▶ SUPPLIED DATA
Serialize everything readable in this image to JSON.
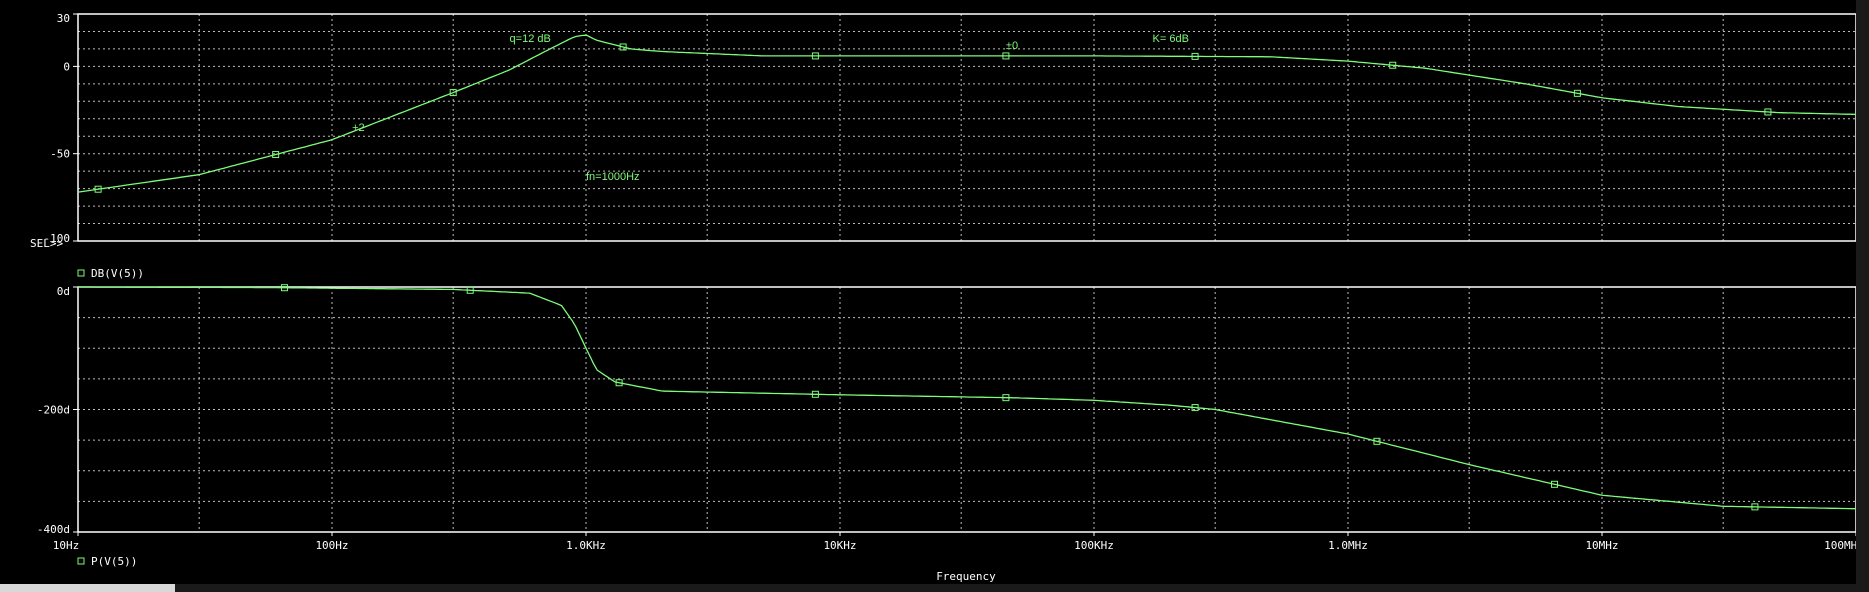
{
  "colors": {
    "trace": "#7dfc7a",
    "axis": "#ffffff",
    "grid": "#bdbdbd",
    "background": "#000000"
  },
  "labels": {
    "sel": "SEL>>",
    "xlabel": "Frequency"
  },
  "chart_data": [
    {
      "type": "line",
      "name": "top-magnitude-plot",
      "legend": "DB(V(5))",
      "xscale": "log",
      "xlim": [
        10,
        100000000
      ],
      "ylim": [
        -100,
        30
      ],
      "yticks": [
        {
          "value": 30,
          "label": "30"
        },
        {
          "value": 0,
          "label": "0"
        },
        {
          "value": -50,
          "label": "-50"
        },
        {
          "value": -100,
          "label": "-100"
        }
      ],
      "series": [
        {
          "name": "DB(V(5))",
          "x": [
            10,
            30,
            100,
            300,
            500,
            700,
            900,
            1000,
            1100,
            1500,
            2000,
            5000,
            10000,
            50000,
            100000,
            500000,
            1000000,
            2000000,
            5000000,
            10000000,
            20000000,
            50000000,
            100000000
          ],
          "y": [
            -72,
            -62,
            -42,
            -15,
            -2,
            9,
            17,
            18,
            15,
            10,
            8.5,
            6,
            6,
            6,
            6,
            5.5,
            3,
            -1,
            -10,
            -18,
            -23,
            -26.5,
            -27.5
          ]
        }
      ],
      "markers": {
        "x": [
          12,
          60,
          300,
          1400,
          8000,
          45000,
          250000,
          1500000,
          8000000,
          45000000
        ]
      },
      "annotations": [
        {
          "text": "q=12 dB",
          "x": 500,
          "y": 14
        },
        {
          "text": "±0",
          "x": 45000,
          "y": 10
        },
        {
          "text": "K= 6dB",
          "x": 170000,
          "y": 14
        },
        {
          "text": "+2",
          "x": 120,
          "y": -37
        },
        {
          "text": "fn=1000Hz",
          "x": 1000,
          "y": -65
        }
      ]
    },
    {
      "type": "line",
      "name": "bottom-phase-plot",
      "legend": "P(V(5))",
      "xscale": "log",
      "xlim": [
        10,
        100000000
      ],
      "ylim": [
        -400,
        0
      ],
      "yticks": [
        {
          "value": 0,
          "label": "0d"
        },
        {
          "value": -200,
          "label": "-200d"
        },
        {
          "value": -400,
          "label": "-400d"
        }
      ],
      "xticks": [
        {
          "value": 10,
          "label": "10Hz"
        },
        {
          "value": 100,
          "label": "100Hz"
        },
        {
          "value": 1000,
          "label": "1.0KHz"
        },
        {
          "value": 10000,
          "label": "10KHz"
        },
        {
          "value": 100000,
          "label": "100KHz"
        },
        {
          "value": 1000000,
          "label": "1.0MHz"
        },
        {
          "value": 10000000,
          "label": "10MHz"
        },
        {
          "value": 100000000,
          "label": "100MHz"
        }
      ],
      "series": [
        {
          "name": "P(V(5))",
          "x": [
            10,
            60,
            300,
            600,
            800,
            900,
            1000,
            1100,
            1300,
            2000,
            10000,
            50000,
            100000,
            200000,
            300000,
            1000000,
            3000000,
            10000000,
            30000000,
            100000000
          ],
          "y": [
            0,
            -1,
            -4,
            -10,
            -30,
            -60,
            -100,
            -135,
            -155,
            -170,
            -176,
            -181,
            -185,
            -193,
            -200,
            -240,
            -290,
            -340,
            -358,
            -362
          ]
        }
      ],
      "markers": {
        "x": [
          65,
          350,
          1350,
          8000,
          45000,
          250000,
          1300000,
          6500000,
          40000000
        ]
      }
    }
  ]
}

▶ GOAL OF THE EXERCISE
Omit the images and transcribe all of the records above word for word.

▶ ANSWER
Serialize everything readable in this image to JSON.
{
  "colors": {
    "trace": "#7dfc7a",
    "axis": "#ffffff",
    "grid": "#bdbdbd",
    "background": "#000000"
  },
  "labels": {
    "sel": "SEL>>",
    "xlabel": "Frequency"
  },
  "chart_data": [
    {
      "type": "line",
      "name": "top-magnitude-plot",
      "legend": "DB(V(5))",
      "xscale": "log",
      "xlim": [
        10,
        100000000
      ],
      "ylim": [
        -100,
        30
      ],
      "yticks": [
        {
          "value": 30,
          "label": "30"
        },
        {
          "value": 0,
          "label": "0"
        },
        {
          "value": -50,
          "label": "-50"
        },
        {
          "value": -100,
          "label": "-100"
        }
      ],
      "series": [
        {
          "name": "DB(V(5))",
          "x": [
            10,
            30,
            100,
            300,
            500,
            700,
            900,
            1000,
            1100,
            1500,
            2000,
            5000,
            10000,
            50000,
            100000,
            500000,
            1000000,
            2000000,
            5000000,
            10000000,
            20000000,
            50000000,
            100000000
          ],
          "y": [
            -72,
            -62,
            -42,
            -15,
            -2,
            9,
            17,
            18,
            15,
            10,
            8.5,
            6,
            6,
            6,
            6,
            5.5,
            3,
            -1,
            -10,
            -18,
            -23,
            -26.5,
            -27.5
          ]
        }
      ],
      "markers": {
        "x": [
          12,
          60,
          300,
          1400,
          8000,
          45000,
          250000,
          1500000,
          8000000,
          45000000
        ]
      },
      "annotations": [
        {
          "text": "q=12 dB",
          "x": 500,
          "y": 14
        },
        {
          "text": "±0",
          "x": 45000,
          "y": 10
        },
        {
          "text": "K= 6dB",
          "x": 170000,
          "y": 14
        },
        {
          "text": "+2",
          "x": 120,
          "y": -37
        },
        {
          "text": "fn=1000Hz",
          "x": 1000,
          "y": -65
        }
      ]
    },
    {
      "type": "line",
      "name": "bottom-phase-plot",
      "legend": "P(V(5))",
      "xscale": "log",
      "xlim": [
        10,
        100000000
      ],
      "ylim": [
        -400,
        0
      ],
      "yticks": [
        {
          "value": 0,
          "label": "0d"
        },
        {
          "value": -200,
          "label": "-200d"
        },
        {
          "value": -400,
          "label": "-400d"
        }
      ],
      "xticks": [
        {
          "value": 10,
          "label": "10Hz"
        },
        {
          "value": 100,
          "label": "100Hz"
        },
        {
          "value": 1000,
          "label": "1.0KHz"
        },
        {
          "value": 10000,
          "label": "10KHz"
        },
        {
          "value": 100000,
          "label": "100KHz"
        },
        {
          "value": 1000000,
          "label": "1.0MHz"
        },
        {
          "value": 10000000,
          "label": "10MHz"
        },
        {
          "value": 100000000,
          "label": "100MHz"
        }
      ],
      "series": [
        {
          "name": "P(V(5))",
          "x": [
            10,
            60,
            300,
            600,
            800,
            900,
            1000,
            1100,
            1300,
            2000,
            10000,
            50000,
            100000,
            200000,
            300000,
            1000000,
            3000000,
            10000000,
            30000000,
            100000000
          ],
          "y": [
            0,
            -1,
            -4,
            -10,
            -30,
            -60,
            -100,
            -135,
            -155,
            -170,
            -176,
            -181,
            -185,
            -193,
            -200,
            -240,
            -290,
            -340,
            -358,
            -362
          ]
        }
      ],
      "markers": {
        "x": [
          65,
          350,
          1350,
          8000,
          45000,
          250000,
          1300000,
          6500000,
          40000000
        ]
      }
    }
  ]
}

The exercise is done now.